> [Task to carry out]
Every entry needs to be printed exactly, please.

> [Excerpted records]
#####
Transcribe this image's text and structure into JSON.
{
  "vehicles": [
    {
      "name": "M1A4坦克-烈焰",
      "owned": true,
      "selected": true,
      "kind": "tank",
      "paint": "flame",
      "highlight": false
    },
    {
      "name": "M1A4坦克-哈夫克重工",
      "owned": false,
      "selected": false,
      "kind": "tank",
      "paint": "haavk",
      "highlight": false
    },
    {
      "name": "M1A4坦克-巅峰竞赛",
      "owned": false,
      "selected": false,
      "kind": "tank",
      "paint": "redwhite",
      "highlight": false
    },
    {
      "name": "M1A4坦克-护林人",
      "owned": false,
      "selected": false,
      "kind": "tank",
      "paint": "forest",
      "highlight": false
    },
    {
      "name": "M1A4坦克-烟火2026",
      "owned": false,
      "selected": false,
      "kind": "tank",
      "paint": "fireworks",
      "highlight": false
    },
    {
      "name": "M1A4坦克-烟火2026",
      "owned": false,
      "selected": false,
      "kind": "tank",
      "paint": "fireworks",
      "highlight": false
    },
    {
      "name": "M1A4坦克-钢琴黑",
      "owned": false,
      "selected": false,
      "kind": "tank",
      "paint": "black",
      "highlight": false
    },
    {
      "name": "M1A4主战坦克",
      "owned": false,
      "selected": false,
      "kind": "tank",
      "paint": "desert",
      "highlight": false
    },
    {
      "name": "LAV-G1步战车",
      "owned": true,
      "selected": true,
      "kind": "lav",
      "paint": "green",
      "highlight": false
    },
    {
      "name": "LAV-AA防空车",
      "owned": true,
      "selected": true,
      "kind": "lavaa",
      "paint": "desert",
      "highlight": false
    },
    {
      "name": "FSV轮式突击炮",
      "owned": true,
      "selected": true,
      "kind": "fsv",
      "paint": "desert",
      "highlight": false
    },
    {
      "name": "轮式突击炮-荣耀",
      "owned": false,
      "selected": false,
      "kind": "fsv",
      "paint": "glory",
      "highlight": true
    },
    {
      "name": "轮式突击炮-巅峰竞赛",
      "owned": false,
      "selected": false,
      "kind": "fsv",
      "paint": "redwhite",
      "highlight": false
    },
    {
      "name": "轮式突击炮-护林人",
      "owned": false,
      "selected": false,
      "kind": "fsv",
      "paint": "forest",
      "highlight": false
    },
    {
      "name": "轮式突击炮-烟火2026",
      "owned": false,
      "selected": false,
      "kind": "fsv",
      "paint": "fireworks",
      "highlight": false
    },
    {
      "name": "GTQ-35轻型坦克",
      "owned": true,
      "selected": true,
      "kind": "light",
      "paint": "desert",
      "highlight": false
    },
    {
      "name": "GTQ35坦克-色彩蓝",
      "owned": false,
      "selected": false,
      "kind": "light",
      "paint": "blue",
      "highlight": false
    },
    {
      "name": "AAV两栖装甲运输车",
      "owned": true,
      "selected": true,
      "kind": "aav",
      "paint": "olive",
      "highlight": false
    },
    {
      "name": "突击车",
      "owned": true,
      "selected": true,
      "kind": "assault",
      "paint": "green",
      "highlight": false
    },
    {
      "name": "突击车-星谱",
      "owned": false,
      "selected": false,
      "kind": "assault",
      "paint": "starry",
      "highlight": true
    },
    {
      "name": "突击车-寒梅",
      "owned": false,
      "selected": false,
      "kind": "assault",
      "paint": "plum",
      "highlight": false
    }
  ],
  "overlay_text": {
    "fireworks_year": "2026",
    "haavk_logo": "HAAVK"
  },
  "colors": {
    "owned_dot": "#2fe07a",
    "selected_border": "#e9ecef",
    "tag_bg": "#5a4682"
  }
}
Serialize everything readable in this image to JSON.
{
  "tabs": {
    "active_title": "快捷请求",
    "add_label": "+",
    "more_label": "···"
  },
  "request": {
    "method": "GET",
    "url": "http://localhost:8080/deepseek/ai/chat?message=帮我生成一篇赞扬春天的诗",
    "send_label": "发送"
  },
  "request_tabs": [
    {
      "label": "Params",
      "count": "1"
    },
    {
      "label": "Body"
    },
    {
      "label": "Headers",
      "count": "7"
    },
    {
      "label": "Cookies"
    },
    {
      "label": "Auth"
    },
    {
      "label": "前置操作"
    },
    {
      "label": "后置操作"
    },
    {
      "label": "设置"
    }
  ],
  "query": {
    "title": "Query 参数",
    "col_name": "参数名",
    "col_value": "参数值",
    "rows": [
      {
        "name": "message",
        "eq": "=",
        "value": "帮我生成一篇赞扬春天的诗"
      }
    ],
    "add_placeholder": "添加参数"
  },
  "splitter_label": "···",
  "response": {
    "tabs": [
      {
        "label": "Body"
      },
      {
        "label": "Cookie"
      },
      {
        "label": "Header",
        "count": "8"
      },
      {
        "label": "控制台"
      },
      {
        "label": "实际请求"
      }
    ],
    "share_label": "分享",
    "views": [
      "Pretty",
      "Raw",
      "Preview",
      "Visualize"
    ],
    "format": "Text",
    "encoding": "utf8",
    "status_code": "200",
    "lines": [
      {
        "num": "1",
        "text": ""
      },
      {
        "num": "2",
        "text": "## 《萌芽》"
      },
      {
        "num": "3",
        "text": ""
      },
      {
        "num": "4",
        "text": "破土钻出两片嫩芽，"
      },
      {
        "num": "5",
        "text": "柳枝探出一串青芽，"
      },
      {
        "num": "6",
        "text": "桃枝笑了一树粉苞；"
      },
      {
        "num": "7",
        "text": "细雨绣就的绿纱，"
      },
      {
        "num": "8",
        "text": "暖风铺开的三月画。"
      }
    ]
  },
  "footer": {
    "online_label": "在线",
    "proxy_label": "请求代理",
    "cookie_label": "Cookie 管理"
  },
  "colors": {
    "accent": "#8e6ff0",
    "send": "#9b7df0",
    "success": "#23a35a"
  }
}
#####
> [Output of the task]
Transcribe this image's text and structure into JSON.
{
  "vehicles": [
    {
      "name": "M1A4坦克-烈焰",
      "owned": true,
      "selected": true,
      "kind": "tank",
      "paint": "flame",
      "highlight": false
    },
    {
      "name": "M1A4坦克-哈夫克重工",
      "owned": false,
      "selected": false,
      "kind": "tank",
      "paint": "haavk",
      "highlight": false
    },
    {
      "name": "M1A4坦克-巅峰竞赛",
      "owned": false,
      "selected": false,
      "kind": "tank",
      "paint": "redwhite",
      "highlight": false
    },
    {
      "name": "M1A4坦克-护林人",
      "owned": false,
      "selected": false,
      "kind": "tank",
      "paint": "forest",
      "highlight": false
    },
    {
      "name": "M1A4坦克-烟火2026",
      "owned": false,
      "selected": false,
      "kind": "tank",
      "paint": "fireworks",
      "highlight": false
    },
    {
      "name": "M1A4坦克-烟火2026",
      "owned": false,
      "selected": false,
      "kind": "tank",
      "paint": "fireworks",
      "highlight": false
    },
    {
      "name": "M1A4坦克-钢琴黑",
      "owned": false,
      "selected": false,
      "kind": "tank",
      "paint": "black",
      "highlight": false
    },
    {
      "name": "M1A4主战坦克",
      "owned": false,
      "selected": false,
      "kind": "tank",
      "paint": "desert",
      "highlight": false
    },
    {
      "name": "LAV-G1步战车",
      "owned": true,
      "selected": true,
      "kind": "lav",
      "paint": "green",
      "highlight": false
    },
    {
      "name": "LAV-AA防空车",
      "owned": true,
      "selected": true,
      "kind": "lavaa",
      "paint": "desert",
      "highlight": false
    },
    {
      "name": "FSV轮式突击炮",
      "owned": true,
      "selected": true,
      "kind": "fsv",
      "paint": "desert",
      "highlight": false
    },
    {
      "name": "轮式突击炮-荣耀",
      "owned": false,
      "selected": false,
      "kind": "fsv",
      "paint": "glory",
      "highlight": true
    },
    {
      "name": "轮式突击炮-巅峰竞赛",
      "owned": false,
      "selected": false,
      "kind": "fsv",
      "paint": "redwhite",
      "highlight": false
    },
    {
      "name": "轮式突击炮-护林人",
      "owned": false,
      "selected": false,
      "kind": "fsv",
      "paint": "forest",
      "highlight": false
    },
    {
      "name": "轮式突击炮-烟火2026",
      "owned": false,
      "selected": false,
      "kind": "fsv",
      "paint": "fireworks",
      "highlight": false
    },
    {
      "name": "GTQ-35轻型坦克",
      "owned": true,
      "selected": true,
      "kind": "light",
      "paint": "desert",
      "highlight": false
    },
    {
      "name": "GTQ35坦克-色彩蓝",
      "owned": false,
      "selected": false,
      "kind": "light",
      "paint": "blue",
      "highlight": false
    },
    {
      "name": "AAV两栖装甲运输车",
      "owned": true,
      "selected": true,
      "kind": "aav",
      "paint": "olive",
      "highlight": false
    },
    {
      "name": "突击车",
      "owned": true,
      "selected": true,
      "kind": "assault",
      "paint": "green",
      "highlight": false
    },
    {
      "name": "突击车-星谱",
      "owned": false,
      "selected": false,
      "kind": "assault",
      "paint": "starry",
      "highlight": true
    },
    {
      "name": "突击车-寒梅",
      "owned": false,
      "selected": false,
      "kind": "assault",
      "paint": "plum",
      "highlight": false
    }
  ],
  "overlay_text": {
    "fireworks_year": "2026",
    "haavk_logo": "HAAVK"
  },
  "colors": {
    "owned_dot": "#2fe07a",
    "selected_border": "#e9ecef",
    "tag_bg": "#5a4682"
  }
}
Serialize everything readable in this image to JSON.
{
  "tabs": {
    "active_title": "快捷请求",
    "add_label": "+",
    "more_label": "···"
  },
  "request": {
    "method": "GET",
    "url": "http://localhost:8080/deepseek/ai/chat?message=帮我生成一篇赞扬春天的诗",
    "send_label": "发送"
  },
  "request_tabs": [
    {
      "label": "Params",
      "count": "1"
    },
    {
      "label": "Body"
    },
    {
      "label": "Headers",
      "count": "7"
    },
    {
      "label": "Cookies"
    },
    {
      "label": "Auth"
    },
    {
      "label": "前置操作"
    },
    {
      "label": "后置操作"
    },
    {
      "label": "设置"
    }
  ],
  "query": {
    "title": "Query 参数",
    "col_name": "参数名",
    "col_value": "参数值",
    "rows": [
      {
        "name": "message",
        "eq": "=",
        "value": "帮我生成一篇赞扬春天的诗"
      }
    ],
    "add_placeholder": "添加参数"
  },
  "splitter_label": "···",
  "response": {
    "tabs": [
      {
        "label": "Body"
      },
      {
        "label": "Cookie"
      },
      {
        "label": "Header",
        "count": "8"
      },
      {
        "label": "控制台"
      },
      {
        "label": "实际请求"
      }
    ],
    "share_label": "分享",
    "views": [
      "Pretty",
      "Raw",
      "Preview",
      "Visualize"
    ],
    "format": "Text",
    "encoding": "utf8",
    "status_code": "200",
    "lines": [
      {
        "num": "1",
        "text": ""
      },
      {
        "num": "2",
        "text": "## 《萌芽》"
      },
      {
        "num": "3",
        "text": ""
      },
      {
        "num": "4",
        "text": "破土钻出两片嫩芽，"
      },
      {
        "num": "5",
        "text": "柳枝探出一串青芽，"
      },
      {
        "num": "6",
        "text": "桃枝笑了一树粉苞；"
      },
      {
        "num": "7",
        "text": "细雨绣就的绿纱，"
      },
      {
        "num": "8",
        "text": "暖风铺开的三月画。"
      }
    ]
  },
  "footer": {
    "online_label": "在线",
    "proxy_label": "请求代理",
    "cookie_label": "Cookie 管理"
  },
  "colors": {
    "accent": "#8e6ff0",
    "send": "#9b7df0",
    "success": "#23a35a"
  }
}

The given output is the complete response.